Given passage:
Dr. Alan Rea receives Red Hat Award for teaching open source

Dr. Alan Rea, professor of business information systems, is one of eight international higher education instructors who are being honored this year by Red Hat for including open source technologies in their curriculum. Red Hat’s press release announcing the honorees states, “The efforts of these instructors both to integrate open source into their classrooms and to grow a community of like-minded educators are making a difference in the lives of students and making the world a more open and collaborative place.”

What is open source, and why is it important?

open-source [oh-puh n-sawrs, -sohrs], adj.
1. Computers. pertaining to or denoting software whose source code is available free of charge to the public to use, copy, modify, sublicense or distribute.
2. pertaining to or denoting a product or system whose origins, formula, design, etc., are freely accessible to the public. Dictionary.com Unabridged

For Rea, who has been an open source advocate for many years, teaching open source technologies and philosophies is essential. Rea emphasizes that open source is ubiquitous—companies of all sizes have access to open source, and we often use technology built on open source platforms without realizing it. When thinking about how open source is impacting technology and business, Rea is most excited about how it has enabled so many advancements.

A significant example is the rise of the internet. The web has transformed the way we do business and interact as a society. Today, artificial intelligence, machine learning and virtual reality are driven by people using open source tools. As an information systems professor, the platform is uniquely relevant for Rea’s students; however, the technologies created on those platforms and the open source philosophies of agility, teamwork and continuous improvement are relevant for everyone.

“Many open source projects never make it beyond the technologists because of the lack of business acumen and other skill sets not directly associated with technology,” says Rea. “Open source projects need more than technologists; they need editors, marketers, designers, writers, business managers and accountants. When working with open source technologies, you become a team member.” Students at the Haworth College of Business, no matter their major, all benefit from experience with team agility, collaboration, leadership and growth. Therefore, Rea encourages all students to become familiar with open source concepts and philosophies.

Stored data entries:

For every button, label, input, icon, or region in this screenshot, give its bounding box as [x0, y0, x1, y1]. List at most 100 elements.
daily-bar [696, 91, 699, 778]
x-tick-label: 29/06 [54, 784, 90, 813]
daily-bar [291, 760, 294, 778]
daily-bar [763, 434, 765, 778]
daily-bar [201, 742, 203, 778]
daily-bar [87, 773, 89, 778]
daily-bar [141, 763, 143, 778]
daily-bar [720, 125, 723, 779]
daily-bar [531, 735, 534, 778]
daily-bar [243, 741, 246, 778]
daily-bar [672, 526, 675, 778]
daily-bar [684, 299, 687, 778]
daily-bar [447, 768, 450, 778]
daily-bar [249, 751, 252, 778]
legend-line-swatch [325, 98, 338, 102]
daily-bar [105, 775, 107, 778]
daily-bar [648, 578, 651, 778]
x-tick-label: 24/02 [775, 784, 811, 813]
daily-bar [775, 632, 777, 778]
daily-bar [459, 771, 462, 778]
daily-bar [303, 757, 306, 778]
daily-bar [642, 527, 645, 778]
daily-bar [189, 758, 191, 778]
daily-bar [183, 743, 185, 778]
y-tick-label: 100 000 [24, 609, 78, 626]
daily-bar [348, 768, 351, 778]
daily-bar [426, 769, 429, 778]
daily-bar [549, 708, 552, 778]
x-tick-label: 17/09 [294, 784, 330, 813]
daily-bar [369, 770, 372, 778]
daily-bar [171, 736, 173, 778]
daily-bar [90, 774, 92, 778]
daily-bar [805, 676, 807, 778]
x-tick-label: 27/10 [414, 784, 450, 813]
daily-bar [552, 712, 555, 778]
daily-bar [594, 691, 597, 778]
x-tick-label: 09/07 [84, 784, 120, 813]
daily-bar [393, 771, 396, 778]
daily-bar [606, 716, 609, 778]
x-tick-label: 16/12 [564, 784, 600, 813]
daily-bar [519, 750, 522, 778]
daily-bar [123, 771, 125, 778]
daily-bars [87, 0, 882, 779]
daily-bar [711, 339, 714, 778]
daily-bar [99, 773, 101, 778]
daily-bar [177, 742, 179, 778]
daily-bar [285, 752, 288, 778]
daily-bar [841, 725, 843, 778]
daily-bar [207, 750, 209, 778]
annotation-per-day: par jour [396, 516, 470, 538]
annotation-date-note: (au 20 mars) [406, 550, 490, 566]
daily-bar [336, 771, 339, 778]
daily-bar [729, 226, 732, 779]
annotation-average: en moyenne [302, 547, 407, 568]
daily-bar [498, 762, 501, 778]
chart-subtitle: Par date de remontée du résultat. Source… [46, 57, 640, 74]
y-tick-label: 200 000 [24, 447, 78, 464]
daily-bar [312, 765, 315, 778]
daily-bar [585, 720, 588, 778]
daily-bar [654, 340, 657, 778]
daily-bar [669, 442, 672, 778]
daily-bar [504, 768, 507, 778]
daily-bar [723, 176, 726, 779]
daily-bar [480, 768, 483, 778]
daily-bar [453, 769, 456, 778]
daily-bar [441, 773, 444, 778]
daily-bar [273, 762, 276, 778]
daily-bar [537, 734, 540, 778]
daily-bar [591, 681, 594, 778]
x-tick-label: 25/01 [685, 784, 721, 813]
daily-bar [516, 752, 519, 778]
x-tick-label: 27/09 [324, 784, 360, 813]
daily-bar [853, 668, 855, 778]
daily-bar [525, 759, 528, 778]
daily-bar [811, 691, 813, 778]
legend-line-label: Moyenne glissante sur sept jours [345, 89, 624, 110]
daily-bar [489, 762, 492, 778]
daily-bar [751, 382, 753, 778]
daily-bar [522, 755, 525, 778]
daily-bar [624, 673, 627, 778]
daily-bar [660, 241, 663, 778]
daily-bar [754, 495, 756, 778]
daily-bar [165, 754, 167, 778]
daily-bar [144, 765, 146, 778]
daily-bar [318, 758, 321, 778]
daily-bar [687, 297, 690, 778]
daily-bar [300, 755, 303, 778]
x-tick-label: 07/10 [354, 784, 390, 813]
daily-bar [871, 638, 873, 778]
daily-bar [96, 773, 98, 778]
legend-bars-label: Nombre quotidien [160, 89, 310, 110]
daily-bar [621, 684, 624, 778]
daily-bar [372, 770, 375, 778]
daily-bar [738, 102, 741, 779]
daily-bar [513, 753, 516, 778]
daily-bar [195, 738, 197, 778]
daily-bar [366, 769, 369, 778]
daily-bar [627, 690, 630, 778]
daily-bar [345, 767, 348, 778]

Problems to work on:
(a) Retype the part of the article on Alan Rea's award starting with "Dr. Alan Rea, professor" and going on through "sublicense or distribute.".
(b) According to the article on Alan Rea's award, how many instructors is Red Hat honoring this year?
(c) For each statement, say whether it agrees with the article on Alan Rea's award, answering yes or no and quoting the deciding words. (i) Rea is a professor of business information systems. (ii) Rea says open source projects need only technologists. (iii) Rea encourages only information systems majors to learn open source concepts.
The stored data entries are separate material and are not part of the article on Alan Rea's award.

Activity answers:
(a)
Dr. Alan Rea, professor of business information systems, is one of eight international higher education instructors who are being honored this year by Red Hat for including open source technologies in their curriculum. Red Hat’s press release announcing the honorees states, “The efforts of these instructors both to integrate open source into their classrooms and to grow a community of like-minded educators are making a difference in the lives of students and making the world a more open and collaborative place.”

What is open source, and why is it important?

open-source [oh-puh n-sawrs, -sohrs], adj.
1. Computers. pertaining to or denoting software whose source code is available free of charge to the public to use, copy, modify, sublicense or distribute.

(b) Eight international higher education instructors.

(c)
(i) Yes: "Dr. Alan Rea, professor of business information systems"
(ii) No: "Open source projects need more than technologists"
(iii) No: "Rea encourages all students to become familiar with open source concepts and philosophies."